_Written problem_. Scan the material and copy every line in which "this" appears.

— Begin —

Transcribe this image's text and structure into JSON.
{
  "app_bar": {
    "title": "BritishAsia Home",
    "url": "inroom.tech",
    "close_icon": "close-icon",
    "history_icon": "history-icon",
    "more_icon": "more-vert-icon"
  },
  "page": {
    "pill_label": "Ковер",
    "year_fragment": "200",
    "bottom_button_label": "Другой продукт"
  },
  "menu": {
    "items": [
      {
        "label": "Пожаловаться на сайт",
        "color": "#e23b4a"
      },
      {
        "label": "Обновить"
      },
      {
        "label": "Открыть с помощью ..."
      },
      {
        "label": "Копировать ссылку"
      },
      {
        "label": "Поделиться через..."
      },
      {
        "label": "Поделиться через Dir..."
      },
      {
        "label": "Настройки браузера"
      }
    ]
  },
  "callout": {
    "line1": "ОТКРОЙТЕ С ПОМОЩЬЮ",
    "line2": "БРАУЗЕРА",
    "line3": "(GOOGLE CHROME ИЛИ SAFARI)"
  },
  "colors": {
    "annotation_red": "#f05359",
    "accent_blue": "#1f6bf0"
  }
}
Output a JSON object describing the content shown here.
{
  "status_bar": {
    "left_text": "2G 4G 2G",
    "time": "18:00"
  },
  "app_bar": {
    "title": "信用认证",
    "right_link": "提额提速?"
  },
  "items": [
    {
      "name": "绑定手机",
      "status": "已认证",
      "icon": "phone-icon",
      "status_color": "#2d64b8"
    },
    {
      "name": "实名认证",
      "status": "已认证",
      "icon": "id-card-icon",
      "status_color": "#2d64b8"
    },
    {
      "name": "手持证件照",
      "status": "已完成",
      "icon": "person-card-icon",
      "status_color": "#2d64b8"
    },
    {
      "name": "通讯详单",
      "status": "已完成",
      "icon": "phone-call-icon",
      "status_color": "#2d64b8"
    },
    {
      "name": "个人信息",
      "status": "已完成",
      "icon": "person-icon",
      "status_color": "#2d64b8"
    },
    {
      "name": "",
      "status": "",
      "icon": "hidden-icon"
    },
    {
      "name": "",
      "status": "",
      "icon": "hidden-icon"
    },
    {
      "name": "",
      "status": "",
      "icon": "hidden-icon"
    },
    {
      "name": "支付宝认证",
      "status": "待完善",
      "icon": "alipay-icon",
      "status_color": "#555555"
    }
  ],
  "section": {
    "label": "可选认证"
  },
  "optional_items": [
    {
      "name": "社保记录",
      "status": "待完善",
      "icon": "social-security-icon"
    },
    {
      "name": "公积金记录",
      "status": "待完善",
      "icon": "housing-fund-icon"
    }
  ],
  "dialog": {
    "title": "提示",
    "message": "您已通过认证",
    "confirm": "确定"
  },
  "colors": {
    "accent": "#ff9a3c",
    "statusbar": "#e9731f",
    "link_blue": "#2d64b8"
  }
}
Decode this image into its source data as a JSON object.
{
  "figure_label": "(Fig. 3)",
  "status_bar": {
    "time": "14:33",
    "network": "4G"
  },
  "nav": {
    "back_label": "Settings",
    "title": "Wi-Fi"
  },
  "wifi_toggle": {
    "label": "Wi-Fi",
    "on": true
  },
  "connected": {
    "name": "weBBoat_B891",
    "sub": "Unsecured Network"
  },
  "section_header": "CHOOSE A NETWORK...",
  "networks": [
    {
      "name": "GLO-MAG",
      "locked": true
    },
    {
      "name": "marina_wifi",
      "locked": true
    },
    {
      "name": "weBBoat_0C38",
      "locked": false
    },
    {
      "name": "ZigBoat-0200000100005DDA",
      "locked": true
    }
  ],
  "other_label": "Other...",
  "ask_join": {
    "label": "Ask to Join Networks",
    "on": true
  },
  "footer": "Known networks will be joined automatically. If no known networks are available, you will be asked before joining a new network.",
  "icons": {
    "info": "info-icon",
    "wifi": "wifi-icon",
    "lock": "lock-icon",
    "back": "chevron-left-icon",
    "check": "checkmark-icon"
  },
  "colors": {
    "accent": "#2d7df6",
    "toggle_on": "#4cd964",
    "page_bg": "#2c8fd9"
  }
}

— End —

_Complete response_.
Transcribe this image's text and structure into JSON.
Decode this image into its source data as a JSON object.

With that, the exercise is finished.